[SHORT TASK]:
The listing below should be printed exactly, every line of it. Skip the pictures.

--- DATA FOR THIS EXERCISE ---

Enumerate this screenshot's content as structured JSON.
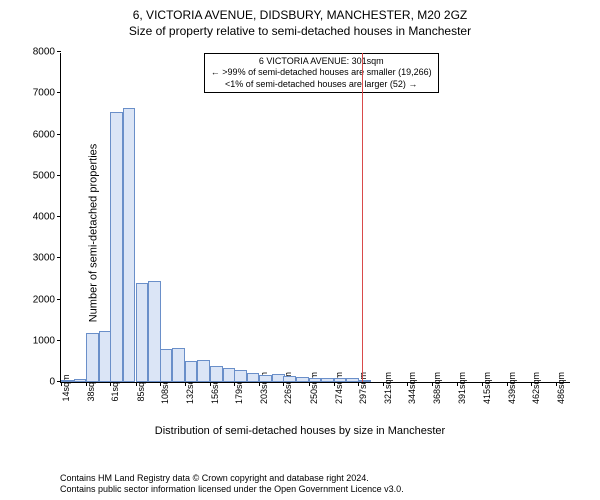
{
  "chart": {
    "type": "histogram",
    "title_line1": "6, VICTORIA AVENUE, DIDSBURY, MANCHESTER, M20 2GZ",
    "title_line2": "Size of property relative to semi-detached houses in Manchester",
    "ylabel": "Number of semi-detached properties",
    "xlabel": "Distribution of semi-detached houses by size in Manchester",
    "title_fontsize": 12,
    "label_fontsize": 11,
    "tick_fontsize": 10,
    "xtick_fontsize": 9,
    "background_color": "#ffffff",
    "axis_color": "#000000",
    "bar_fill": "#dbe5f6",
    "bar_stroke": "#6a8fc9",
    "marker_color": "#d94a4a",
    "ylim": [
      0,
      8000
    ],
    "ytick_step": 1000,
    "yticks": [
      0,
      1000,
      2000,
      3000,
      4000,
      5000,
      6000,
      7000,
      8000
    ],
    "xlim": [
      14,
      500
    ],
    "xticks": [
      14,
      38,
      61,
      85,
      108,
      132,
      156,
      179,
      203,
      226,
      250,
      274,
      297,
      321,
      344,
      368,
      391,
      415,
      439,
      462,
      486
    ],
    "xtick_suffix": "sqm",
    "bin_width": 12,
    "bins": [
      {
        "x": 14,
        "count": 50
      },
      {
        "x": 26,
        "count": 70
      },
      {
        "x": 38,
        "count": 1200
      },
      {
        "x": 50,
        "count": 1250
      },
      {
        "x": 61,
        "count": 6550
      },
      {
        "x": 73,
        "count": 6650
      },
      {
        "x": 85,
        "count": 2400
      },
      {
        "x": 97,
        "count": 2450
      },
      {
        "x": 108,
        "count": 800
      },
      {
        "x": 120,
        "count": 820
      },
      {
        "x": 132,
        "count": 520
      },
      {
        "x": 144,
        "count": 530
      },
      {
        "x": 156,
        "count": 400
      },
      {
        "x": 168,
        "count": 350
      },
      {
        "x": 179,
        "count": 300
      },
      {
        "x": 191,
        "count": 220
      },
      {
        "x": 203,
        "count": 180
      },
      {
        "x": 215,
        "count": 200
      },
      {
        "x": 226,
        "count": 150
      },
      {
        "x": 238,
        "count": 130
      },
      {
        "x": 250,
        "count": 100
      },
      {
        "x": 262,
        "count": 90
      },
      {
        "x": 274,
        "count": 110
      },
      {
        "x": 286,
        "count": 100
      },
      {
        "x": 297,
        "count": 50
      }
    ],
    "marker_x": 301,
    "annotation": {
      "line1": "6 VICTORIA AVENUE: 301sqm",
      "line2": "← >99% of semi-detached houses are smaller (19,266)",
      "line3": "<1% of semi-detached houses are larger (52) →",
      "border_color": "#000000",
      "font_size": 9
    },
    "footer_line1": "Contains HM Land Registry data © Crown copyright and database right 2024.",
    "footer_line2": "Contains public sector information licensed under the Open Government Licence v3.0."
  }
}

---

[TASK RESULT]:
Enumerate this screenshot's content as structured JSON.
{
  "chart": {
    "type": "histogram",
    "title_line1": "6, VICTORIA AVENUE, DIDSBURY, MANCHESTER, M20 2GZ",
    "title_line2": "Size of property relative to semi-detached houses in Manchester",
    "ylabel": "Number of semi-detached properties",
    "xlabel": "Distribution of semi-detached houses by size in Manchester",
    "title_fontsize": 12,
    "label_fontsize": 11,
    "tick_fontsize": 10,
    "xtick_fontsize": 9,
    "background_color": "#ffffff",
    "axis_color": "#000000",
    "bar_fill": "#dbe5f6",
    "bar_stroke": "#6a8fc9",
    "marker_color": "#d94a4a",
    "ylim": [
      0,
      8000
    ],
    "ytick_step": 1000,
    "yticks": [
      0,
      1000,
      2000,
      3000,
      4000,
      5000,
      6000,
      7000,
      8000
    ],
    "xlim": [
      14,
      500
    ],
    "xticks": [
      14,
      38,
      61,
      85,
      108,
      132,
      156,
      179,
      203,
      226,
      250,
      274,
      297,
      321,
      344,
      368,
      391,
      415,
      439,
      462,
      486
    ],
    "xtick_suffix": "sqm",
    "bin_width": 12,
    "bins": [
      {
        "x": 14,
        "count": 50
      },
      {
        "x": 26,
        "count": 70
      },
      {
        "x": 38,
        "count": 1200
      },
      {
        "x": 50,
        "count": 1250
      },
      {
        "x": 61,
        "count": 6550
      },
      {
        "x": 73,
        "count": 6650
      },
      {
        "x": 85,
        "count": 2400
      },
      {
        "x": 97,
        "count": 2450
      },
      {
        "x": 108,
        "count": 800
      },
      {
        "x": 120,
        "count": 820
      },
      {
        "x": 132,
        "count": 520
      },
      {
        "x": 144,
        "count": 530
      },
      {
        "x": 156,
        "count": 400
      },
      {
        "x": 168,
        "count": 350
      },
      {
        "x": 179,
        "count": 300
      },
      {
        "x": 191,
        "count": 220
      },
      {
        "x": 203,
        "count": 180
      },
      {
        "x": 215,
        "count": 200
      },
      {
        "x": 226,
        "count": 150
      },
      {
        "x": 238,
        "count": 130
      },
      {
        "x": 250,
        "count": 100
      },
      {
        "x": 262,
        "count": 90
      },
      {
        "x": 274,
        "count": 110
      },
      {
        "x": 286,
        "count": 100
      },
      {
        "x": 297,
        "count": 50
      }
    ],
    "marker_x": 301,
    "annotation": {
      "line1": "6 VICTORIA AVENUE: 301sqm",
      "line2": "← >99% of semi-detached houses are smaller (19,266)",
      "line3": "<1% of semi-detached houses are larger (52) →",
      "border_color": "#000000",
      "font_size": 9
    },
    "footer_line1": "Contains HM Land Registry data © Crown copyright and database right 2024.",
    "footer_line2": "Contains public sector information licensed under the Open Government Licence v3.0."
  }
}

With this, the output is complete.